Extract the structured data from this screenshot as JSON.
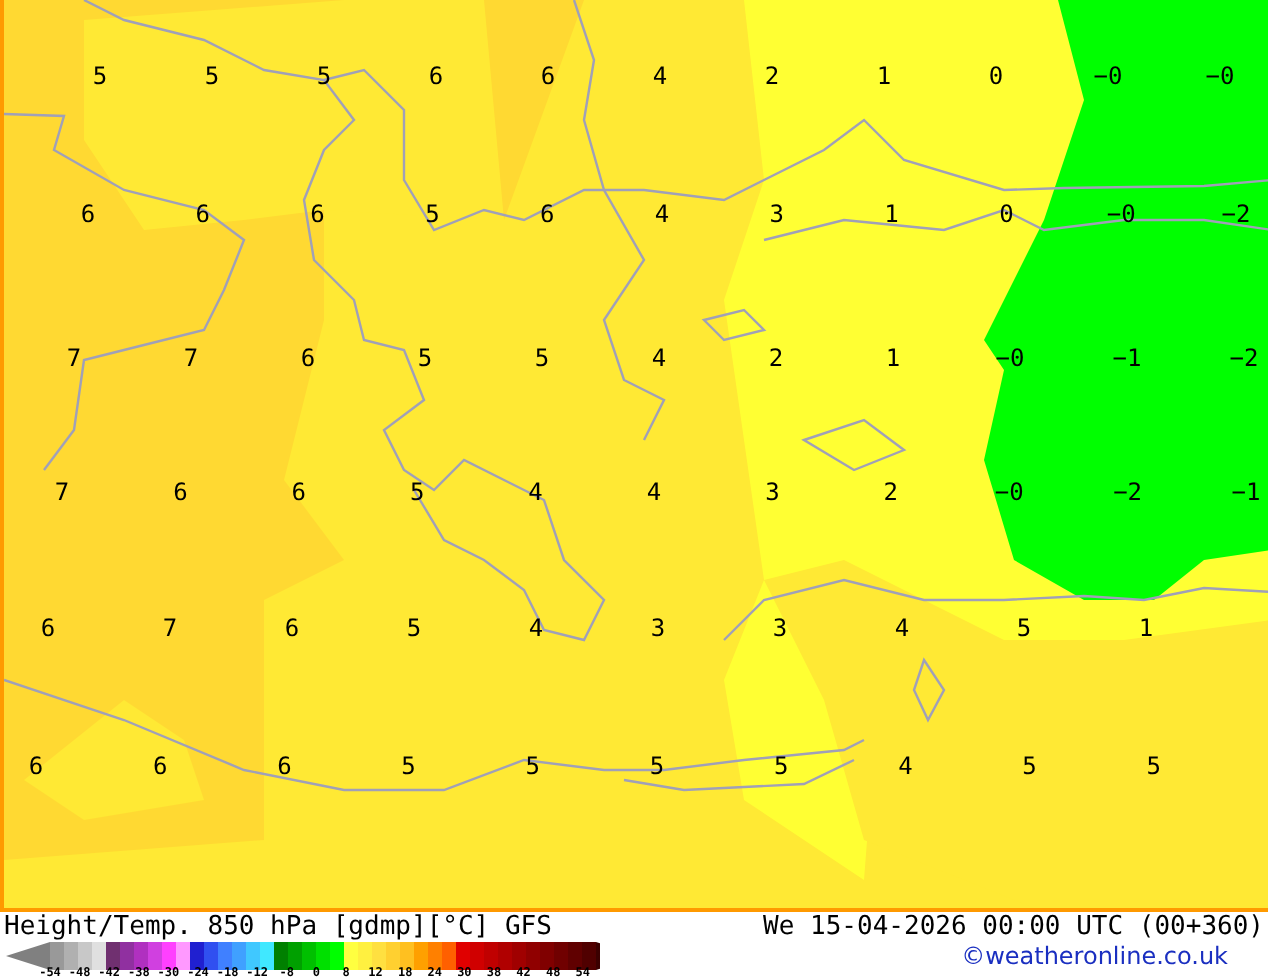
{
  "map": {
    "label_rows": [
      [
        "5",
        "5",
        "5",
        "6",
        "6",
        "4",
        "2",
        "1",
        "0",
        "−0",
        "−0"
      ],
      [
        "6",
        "6",
        "6",
        "5",
        "6",
        "4",
        "3",
        "1",
        "0",
        "−0",
        "−2"
      ],
      [
        "7",
        "7",
        "6",
        "5",
        "5",
        "4",
        "2",
        "1",
        "−0",
        "−1",
        "−2"
      ],
      [
        "7",
        "6",
        "6",
        "5",
        "4",
        "4",
        "3",
        "2",
        "−0",
        "−2",
        "−1"
      ],
      [
        "6",
        "7",
        "6",
        "5",
        "4",
        "3",
        "3",
        "4",
        "5",
        "1"
      ],
      [
        "6",
        "6",
        "6",
        "5",
        "5",
        "5",
        "5",
        "4",
        "5",
        "5"
      ]
    ]
  },
  "footer": {
    "title": "Height/Temp. 850 hPa [gdmp][°C] GFS",
    "datetime": "We 15-04-2026 00:00 UTC (00+360)",
    "credit": "©weatheronline.co.uk",
    "legend": {
      "swatches": [
        {
          "color": "#808080"
        },
        {
          "color": "#999999"
        },
        {
          "color": "#b0b0b0"
        },
        {
          "color": "#c8c8c8"
        },
        {
          "color": "#e0e0e0"
        },
        {
          "color": "#703070"
        },
        {
          "color": "#9030a0"
        },
        {
          "color": "#b030c0"
        },
        {
          "color": "#d040e0"
        },
        {
          "color": "#ff40ff"
        },
        {
          "color": "#ff99ff"
        },
        {
          "color": "#2020d0"
        },
        {
          "color": "#3050f0"
        },
        {
          "color": "#4080ff"
        },
        {
          "color": "#40a0ff"
        },
        {
          "color": "#40c8ff"
        },
        {
          "color": "#40e8ff"
        },
        {
          "color": "#008000"
        },
        {
          "color": "#00a000"
        },
        {
          "color": "#00c000"
        },
        {
          "color": "#00e000"
        },
        {
          "color": "#00ff00"
        },
        {
          "color": "#ffff40"
        },
        {
          "color": "#fff040"
        },
        {
          "color": "#ffe040"
        },
        {
          "color": "#ffd030"
        },
        {
          "color": "#ffc020"
        },
        {
          "color": "#ffa000"
        },
        {
          "color": "#ff8000"
        },
        {
          "color": "#ff6000"
        },
        {
          "color": "#e00000"
        },
        {
          "color": "#d00000"
        },
        {
          "color": "#c00000"
        },
        {
          "color": "#b00000"
        },
        {
          "color": "#a00000"
        },
        {
          "color": "#900000"
        },
        {
          "color": "#800000"
        },
        {
          "color": "#700000"
        },
        {
          "color": "#600000"
        },
        {
          "color": "#500000"
        },
        {
          "color": "#3a0000"
        }
      ],
      "ticks": [
        "-54",
        "-48",
        "-42",
        "-38",
        "-30",
        "-24",
        "-18",
        "-12",
        "-8",
        "0",
        "8",
        "12",
        "18",
        "24",
        "30",
        "38",
        "42",
        "48",
        "54"
      ]
    }
  }
}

● ● ● ●

Repeat each entry exactly as given; no pictures belong in the copy.

[Correct response]
Extract the structured data from this screenshot as JSON.
{
  "map": {
    "label_rows": [
      [
        "5",
        "5",
        "5",
        "6",
        "6",
        "4",
        "2",
        "1",
        "0",
        "−0",
        "−0"
      ],
      [
        "6",
        "6",
        "6",
        "5",
        "6",
        "4",
        "3",
        "1",
        "0",
        "−0",
        "−2"
      ],
      [
        "7",
        "7",
        "6",
        "5",
        "5",
        "4",
        "2",
        "1",
        "−0",
        "−1",
        "−2"
      ],
      [
        "7",
        "6",
        "6",
        "5",
        "4",
        "4",
        "3",
        "2",
        "−0",
        "−2",
        "−1"
      ],
      [
        "6",
        "7",
        "6",
        "5",
        "4",
        "3",
        "3",
        "4",
        "5",
        "1"
      ],
      [
        "6",
        "6",
        "6",
        "5",
        "5",
        "5",
        "5",
        "4",
        "5",
        "5"
      ]
    ]
  },
  "footer": {
    "title": "Height/Temp. 850 hPa [gdmp][°C] GFS",
    "datetime": "We 15-04-2026 00:00 UTC (00+360)",
    "credit": "©weatheronline.co.uk",
    "legend": {
      "swatches": [
        {
          "color": "#808080"
        },
        {
          "color": "#999999"
        },
        {
          "color": "#b0b0b0"
        },
        {
          "color": "#c8c8c8"
        },
        {
          "color": "#e0e0e0"
        },
        {
          "color": "#703070"
        },
        {
          "color": "#9030a0"
        },
        {
          "color": "#b030c0"
        },
        {
          "color": "#d040e0"
        },
        {
          "color": "#ff40ff"
        },
        {
          "color": "#ff99ff"
        },
        {
          "color": "#2020d0"
        },
        {
          "color": "#3050f0"
        },
        {
          "color": "#4080ff"
        },
        {
          "color": "#40a0ff"
        },
        {
          "color": "#40c8ff"
        },
        {
          "color": "#40e8ff"
        },
        {
          "color": "#008000"
        },
        {
          "color": "#00a000"
        },
        {
          "color": "#00c000"
        },
        {
          "color": "#00e000"
        },
        {
          "color": "#00ff00"
        },
        {
          "color": "#ffff40"
        },
        {
          "color": "#fff040"
        },
        {
          "color": "#ffe040"
        },
        {
          "color": "#ffd030"
        },
        {
          "color": "#ffc020"
        },
        {
          "color": "#ffa000"
        },
        {
          "color": "#ff8000"
        },
        {
          "color": "#ff6000"
        },
        {
          "color": "#e00000"
        },
        {
          "color": "#d00000"
        },
        {
          "color": "#c00000"
        },
        {
          "color": "#b00000"
        },
        {
          "color": "#a00000"
        },
        {
          "color": "#900000"
        },
        {
          "color": "#800000"
        },
        {
          "color": "#700000"
        },
        {
          "color": "#600000"
        },
        {
          "color": "#500000"
        },
        {
          "color": "#3a0000"
        }
      ],
      "ticks": [
        "-54",
        "-48",
        "-42",
        "-38",
        "-30",
        "-24",
        "-18",
        "-12",
        "-8",
        "0",
        "8",
        "12",
        "18",
        "24",
        "30",
        "38",
        "42",
        "48",
        "54"
      ]
    }
  }
}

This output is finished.